The problem – Transcribe every line exactly. Leave the pictures behind.

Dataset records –

━━━━━━

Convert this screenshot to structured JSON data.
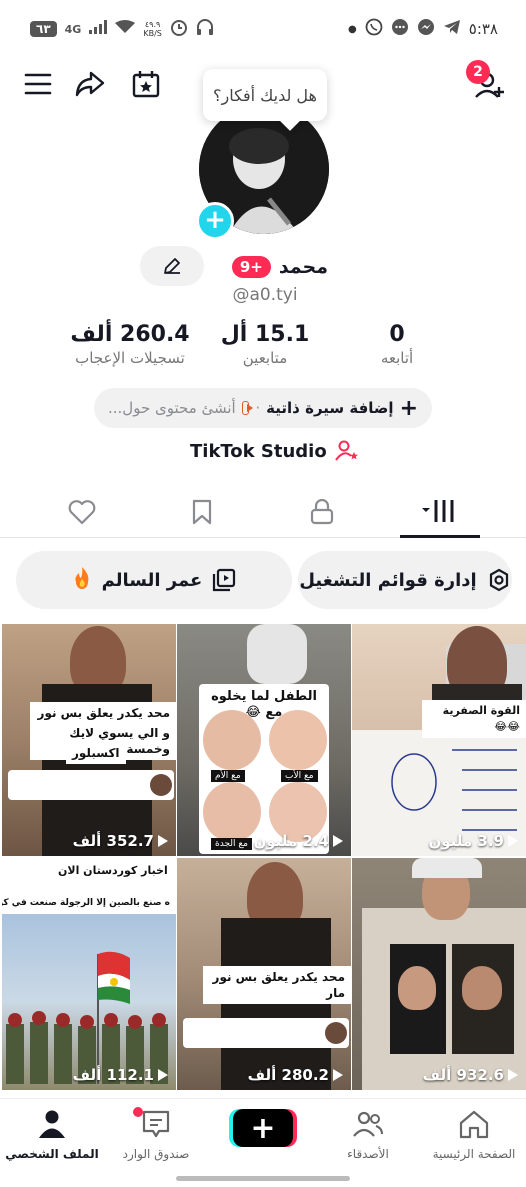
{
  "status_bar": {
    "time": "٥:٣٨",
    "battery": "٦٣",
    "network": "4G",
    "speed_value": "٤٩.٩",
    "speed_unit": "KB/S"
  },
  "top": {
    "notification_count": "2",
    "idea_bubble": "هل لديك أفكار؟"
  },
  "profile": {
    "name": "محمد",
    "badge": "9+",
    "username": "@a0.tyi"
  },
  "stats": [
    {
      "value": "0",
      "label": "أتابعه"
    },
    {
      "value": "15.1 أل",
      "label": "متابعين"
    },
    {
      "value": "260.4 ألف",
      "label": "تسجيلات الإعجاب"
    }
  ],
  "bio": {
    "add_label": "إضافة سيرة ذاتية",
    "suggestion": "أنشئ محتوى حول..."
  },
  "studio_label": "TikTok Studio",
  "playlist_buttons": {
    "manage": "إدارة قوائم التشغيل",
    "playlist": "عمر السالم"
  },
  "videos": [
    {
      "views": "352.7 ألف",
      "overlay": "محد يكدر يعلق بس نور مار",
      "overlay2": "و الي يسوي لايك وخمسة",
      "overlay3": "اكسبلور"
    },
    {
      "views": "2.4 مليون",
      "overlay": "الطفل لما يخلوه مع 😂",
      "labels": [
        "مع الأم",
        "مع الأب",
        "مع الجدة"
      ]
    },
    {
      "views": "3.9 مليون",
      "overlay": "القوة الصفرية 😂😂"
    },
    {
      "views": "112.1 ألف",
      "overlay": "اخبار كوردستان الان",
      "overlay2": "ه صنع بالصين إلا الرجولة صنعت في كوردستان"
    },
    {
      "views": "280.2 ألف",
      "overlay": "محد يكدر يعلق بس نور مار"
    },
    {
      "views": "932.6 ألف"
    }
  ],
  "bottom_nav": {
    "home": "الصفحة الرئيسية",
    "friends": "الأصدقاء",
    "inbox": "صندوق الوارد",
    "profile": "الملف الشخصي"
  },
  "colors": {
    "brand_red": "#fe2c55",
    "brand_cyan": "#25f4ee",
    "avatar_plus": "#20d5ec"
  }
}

━━━━━━

Exercise result –
Convert this screenshot to structured JSON data.
{
  "status_bar": {
    "time": "٥:٣٨",
    "battery": "٦٣",
    "network": "4G",
    "speed_value": "٤٩.٩",
    "speed_unit": "KB/S"
  },
  "top": {
    "notification_count": "2",
    "idea_bubble": "هل لديك أفكار؟"
  },
  "profile": {
    "name": "محمد",
    "badge": "9+",
    "username": "@a0.tyi"
  },
  "stats": [
    {
      "value": "0",
      "label": "أتابعه"
    },
    {
      "value": "15.1 أل",
      "label": "متابعين"
    },
    {
      "value": "260.4 ألف",
      "label": "تسجيلات الإعجاب"
    }
  ],
  "bio": {
    "add_label": "إضافة سيرة ذاتية",
    "suggestion": "أنشئ محتوى حول..."
  },
  "studio_label": "TikTok Studio",
  "playlist_buttons": {
    "manage": "إدارة قوائم التشغيل",
    "playlist": "عمر السالم"
  },
  "videos": [
    {
      "views": "352.7 ألف",
      "overlay": "محد يكدر يعلق بس نور مار",
      "overlay2": "و الي يسوي لايك وخمسة",
      "overlay3": "اكسبلور"
    },
    {
      "views": "2.4 مليون",
      "overlay": "الطفل لما يخلوه مع 😂",
      "labels": [
        "مع الأم",
        "مع الأب",
        "مع الجدة"
      ]
    },
    {
      "views": "3.9 مليون",
      "overlay": "القوة الصفرية 😂😂"
    },
    {
      "views": "112.1 ألف",
      "overlay": "اخبار كوردستان الان",
      "overlay2": "ه صنع بالصين إلا الرجولة صنعت في كوردستان"
    },
    {
      "views": "280.2 ألف",
      "overlay": "محد يكدر يعلق بس نور مار"
    },
    {
      "views": "932.6 ألف"
    }
  ],
  "bottom_nav": {
    "home": "الصفحة الرئيسية",
    "friends": "الأصدقاء",
    "inbox": "صندوق الوارد",
    "profile": "الملف الشخصي"
  },
  "colors": {
    "brand_red": "#fe2c55",
    "brand_cyan": "#25f4ee",
    "avatar_plus": "#20d5ec"
  }
}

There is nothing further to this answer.